**Your objective:** Write out all the lines again, precisely as they stand, but without the images.

+--

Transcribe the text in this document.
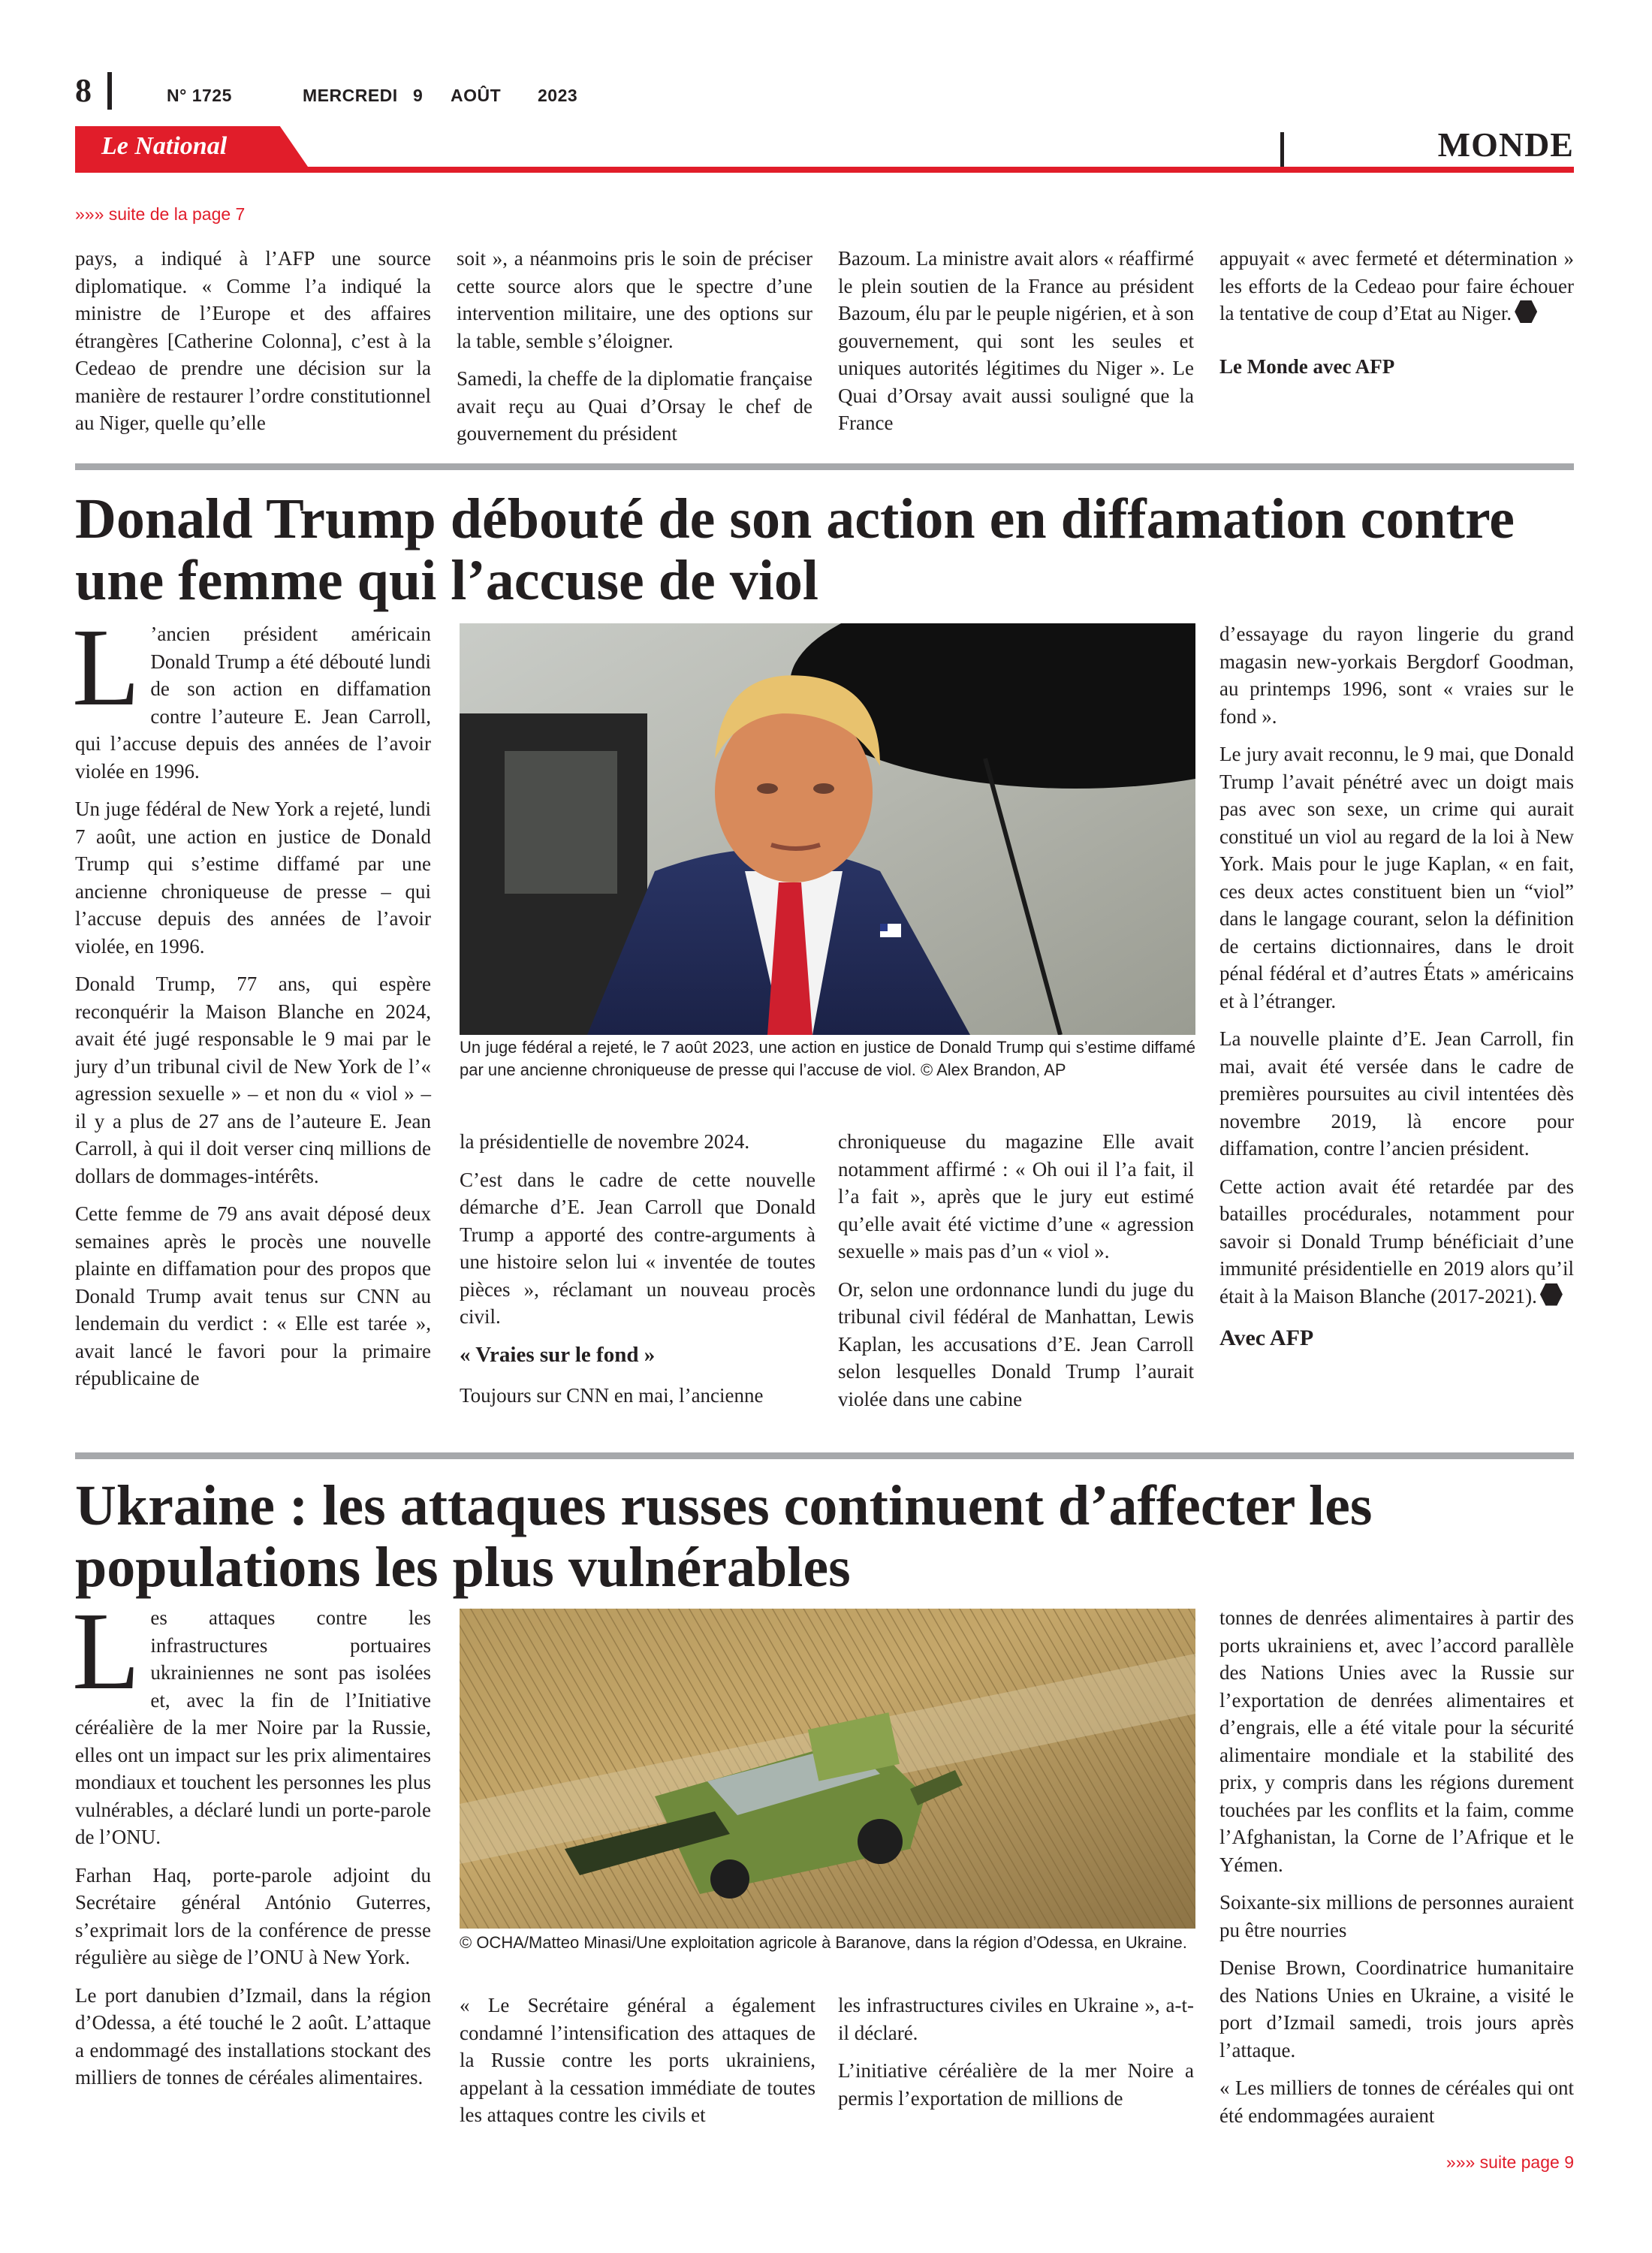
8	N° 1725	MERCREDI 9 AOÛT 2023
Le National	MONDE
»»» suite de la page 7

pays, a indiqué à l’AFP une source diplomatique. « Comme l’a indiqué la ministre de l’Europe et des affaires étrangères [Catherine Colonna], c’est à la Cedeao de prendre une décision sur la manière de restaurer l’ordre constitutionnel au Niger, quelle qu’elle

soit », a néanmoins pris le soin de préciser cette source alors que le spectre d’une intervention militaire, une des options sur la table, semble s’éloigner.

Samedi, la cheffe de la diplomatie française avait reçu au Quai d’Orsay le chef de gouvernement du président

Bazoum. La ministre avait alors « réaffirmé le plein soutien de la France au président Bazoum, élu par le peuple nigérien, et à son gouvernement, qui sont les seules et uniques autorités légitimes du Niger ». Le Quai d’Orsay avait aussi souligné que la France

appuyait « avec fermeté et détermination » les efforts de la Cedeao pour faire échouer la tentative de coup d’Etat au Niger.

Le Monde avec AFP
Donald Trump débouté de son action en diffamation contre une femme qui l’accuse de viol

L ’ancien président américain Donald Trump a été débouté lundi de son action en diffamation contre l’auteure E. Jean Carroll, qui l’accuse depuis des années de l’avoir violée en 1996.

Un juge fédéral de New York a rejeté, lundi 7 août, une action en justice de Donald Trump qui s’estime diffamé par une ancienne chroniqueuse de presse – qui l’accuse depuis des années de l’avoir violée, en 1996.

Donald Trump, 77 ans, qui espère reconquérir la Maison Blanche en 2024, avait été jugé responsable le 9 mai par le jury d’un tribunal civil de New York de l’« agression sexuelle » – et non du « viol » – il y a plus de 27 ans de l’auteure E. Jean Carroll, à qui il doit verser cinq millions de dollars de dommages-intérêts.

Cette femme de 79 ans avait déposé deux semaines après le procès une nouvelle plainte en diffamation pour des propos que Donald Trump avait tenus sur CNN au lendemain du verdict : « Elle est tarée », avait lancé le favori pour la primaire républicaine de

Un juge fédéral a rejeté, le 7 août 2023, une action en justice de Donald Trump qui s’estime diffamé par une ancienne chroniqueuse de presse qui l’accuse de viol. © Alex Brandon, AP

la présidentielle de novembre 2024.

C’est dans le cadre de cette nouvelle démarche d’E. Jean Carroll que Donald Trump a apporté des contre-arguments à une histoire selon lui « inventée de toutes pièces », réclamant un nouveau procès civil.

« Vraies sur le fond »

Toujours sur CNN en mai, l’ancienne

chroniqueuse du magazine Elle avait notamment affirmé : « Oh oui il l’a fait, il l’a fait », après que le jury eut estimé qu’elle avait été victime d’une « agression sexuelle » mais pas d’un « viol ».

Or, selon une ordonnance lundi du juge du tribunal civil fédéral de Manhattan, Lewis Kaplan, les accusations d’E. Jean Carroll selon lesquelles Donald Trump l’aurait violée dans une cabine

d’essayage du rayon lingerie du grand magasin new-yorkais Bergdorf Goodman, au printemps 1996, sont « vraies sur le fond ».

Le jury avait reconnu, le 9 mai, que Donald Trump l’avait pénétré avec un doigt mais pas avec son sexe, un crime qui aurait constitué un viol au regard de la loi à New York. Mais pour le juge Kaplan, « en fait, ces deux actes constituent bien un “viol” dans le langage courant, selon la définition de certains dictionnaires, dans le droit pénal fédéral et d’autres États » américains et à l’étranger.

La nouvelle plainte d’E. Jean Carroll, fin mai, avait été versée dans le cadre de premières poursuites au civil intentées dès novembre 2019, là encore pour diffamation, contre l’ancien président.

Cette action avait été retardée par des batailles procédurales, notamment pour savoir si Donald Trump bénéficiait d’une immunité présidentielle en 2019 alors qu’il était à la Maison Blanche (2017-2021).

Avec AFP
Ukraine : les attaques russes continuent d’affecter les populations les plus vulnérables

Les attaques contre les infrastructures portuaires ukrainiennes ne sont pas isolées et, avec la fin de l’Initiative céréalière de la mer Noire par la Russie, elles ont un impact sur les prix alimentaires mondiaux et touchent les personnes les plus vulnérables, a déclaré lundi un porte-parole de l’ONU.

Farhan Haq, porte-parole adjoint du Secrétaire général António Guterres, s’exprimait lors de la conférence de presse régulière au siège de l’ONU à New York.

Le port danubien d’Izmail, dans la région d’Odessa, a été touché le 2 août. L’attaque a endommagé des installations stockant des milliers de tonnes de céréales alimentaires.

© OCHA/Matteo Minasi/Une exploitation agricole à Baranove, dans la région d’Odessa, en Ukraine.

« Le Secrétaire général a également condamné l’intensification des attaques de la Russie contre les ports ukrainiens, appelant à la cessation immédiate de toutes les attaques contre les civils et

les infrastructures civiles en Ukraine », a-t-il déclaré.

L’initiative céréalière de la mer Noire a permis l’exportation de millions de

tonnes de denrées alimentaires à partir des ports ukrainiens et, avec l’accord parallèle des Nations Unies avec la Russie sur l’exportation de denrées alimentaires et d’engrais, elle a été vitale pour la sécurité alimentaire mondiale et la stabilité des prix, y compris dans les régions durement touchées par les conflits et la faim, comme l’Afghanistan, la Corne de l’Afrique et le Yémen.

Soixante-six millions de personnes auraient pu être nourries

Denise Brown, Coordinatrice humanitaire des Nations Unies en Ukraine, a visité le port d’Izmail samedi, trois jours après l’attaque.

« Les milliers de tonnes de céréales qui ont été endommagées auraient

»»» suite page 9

+--

**Solution:**
Transcribe the text in this document.
8	N° 1725	MERCREDI 9 AOÛT 2023
Le National	MONDE
»»» suite de la page 7

pays, a indiqué à l’AFP une source diplomatique. « Comme l’a indiqué la ministre de l’Europe et des affaires étrangères [Catherine Colonna], c’est à la Cedeao de prendre une décision sur la manière de restaurer l’ordre constitutionnel au Niger, quelle qu’elle

soit », a néanmoins pris le soin de préciser cette source alors que le spectre d’une intervention militaire, une des options sur la table, semble s’éloigner.

Samedi, la cheffe de la diplomatie française avait reçu au Quai d’Orsay le chef de gouvernement du président

Bazoum. La ministre avait alors « réaffirmé le plein soutien de la France au président Bazoum, élu par le peuple nigérien, et à son gouvernement, qui sont les seules et uniques autorités légitimes du Niger ». Le Quai d’Orsay avait aussi souligné que la France

appuyait « avec fermeté et détermination » les efforts de la Cedeao pour faire échouer la tentative de coup d’Etat au Niger.

Le Monde avec AFP
Donald Trump débouté de son action en diffamation contre une femme qui l’accuse de viol

L ’ancien président américain Donald Trump a été débouté lundi de son action en diffamation contre l’auteure E. Jean Carroll, qui l’accuse depuis des années de l’avoir violée en 1996.

Un juge fédéral de New York a rejeté, lundi 7 août, une action en justice de Donald Trump qui s’estime diffamé par une ancienne chroniqueuse de presse – qui l’accuse depuis des années de l’avoir violée, en 1996.

Donald Trump, 77 ans, qui espère reconquérir la Maison Blanche en 2024, avait été jugé responsable le 9 mai par le jury d’un tribunal civil de New York de l’« agression sexuelle » – et non du « viol » – il y a plus de 27 ans de l’auteure E. Jean Carroll, à qui il doit verser cinq millions de dollars de dommages-intérêts.

Cette femme de 79 ans avait déposé deux semaines après le procès une nouvelle plainte en diffamation pour des propos que Donald Trump avait tenus sur CNN au lendemain du verdict : « Elle est tarée », avait lancé le favori pour la primaire républicaine de

Un juge fédéral a rejeté, le 7 août 2023, une action en justice de Donald Trump qui s’estime diffamé par une ancienne chroniqueuse de presse qui l’accuse de viol. © Alex Brandon, AP

la présidentielle de novembre 2024.

C’est dans le cadre de cette nouvelle démarche d’E. Jean Carroll que Donald Trump a apporté des contre-arguments à une histoire selon lui « inventée de toutes pièces », réclamant un nouveau procès civil.

« Vraies sur le fond »

Toujours sur CNN en mai, l’ancienne

chroniqueuse du magazine Elle avait notamment affirmé : « Oh oui il l’a fait, il l’a fait », après que le jury eut estimé qu’elle avait été victime d’une « agression sexuelle » mais pas d’un « viol ».

Or, selon une ordonnance lundi du juge du tribunal civil fédéral de Manhattan, Lewis Kaplan, les accusations d’E. Jean Carroll selon lesquelles Donald Trump l’aurait violée dans une cabine

d’essayage du rayon lingerie du grand magasin new-yorkais Bergdorf Goodman, au printemps 1996, sont « vraies sur le fond ».

Le jury avait reconnu, le 9 mai, que Donald Trump l’avait pénétré avec un doigt mais pas avec son sexe, un crime qui aurait constitué un viol au regard de la loi à New York. Mais pour le juge Kaplan, « en fait, ces deux actes constituent bien un “viol” dans le langage courant, selon la définition de certains dictionnaires, dans le droit pénal fédéral et d’autres États » américains et à l’étranger.

La nouvelle plainte d’E. Jean Carroll, fin mai, avait été versée dans le cadre de premières poursuites au civil intentées dès novembre 2019, là encore pour diffamation, contre l’ancien président.

Cette action avait été retardée par des batailles procédurales, notamment pour savoir si Donald Trump bénéficiait d’une immunité présidentielle en 2019 alors qu’il était à la Maison Blanche (2017-2021).

Avec AFP
Ukraine : les attaques russes continuent d’affecter les populations les plus vulnérables

Les attaques contre les infrastructures portuaires ukrainiennes ne sont pas isolées et, avec la fin de l’Initiative céréalière de la mer Noire par la Russie, elles ont un impact sur les prix alimentaires mondiaux et touchent les personnes les plus vulnérables, a déclaré lundi un porte-parole de l’ONU.

Farhan Haq, porte-parole adjoint du Secrétaire général António Guterres, s’exprimait lors de la conférence de presse régulière au siège de l’ONU à New York.

Le port danubien d’Izmail, dans la région d’Odessa, a été touché le 2 août. L’attaque a endommagé des installations stockant des milliers de tonnes de céréales alimentaires.

© OCHA/Matteo Minasi/Une exploitation agricole à Baranove, dans la région d’Odessa, en Ukraine.

« Le Secrétaire général a également condamné l’intensification des attaques de la Russie contre les ports ukrainiens, appelant à la cessation immédiate de toutes les attaques contre les civils et

les infrastructures civiles en Ukraine », a-t-il déclaré.

L’initiative céréalière de la mer Noire a permis l’exportation de millions de

tonnes de denrées alimentaires à partir des ports ukrainiens et, avec l’accord parallèle des Nations Unies avec la Russie sur l’exportation de denrées alimentaires et d’engrais, elle a été vitale pour la sécurité alimentaire mondiale et la stabilité des prix, y compris dans les régions durement touchées par les conflits et la faim, comme l’Afghanistan, la Corne de l’Afrique et le Yémen.

Soixante-six millions de personnes auraient pu être nourries

Denise Brown, Coordinatrice humanitaire des Nations Unies en Ukraine, a visité le port d’Izmail samedi, trois jours après l’attaque.

« Les milliers de tonnes de céréales qui ont été endommagées auraient

»»» suite page 9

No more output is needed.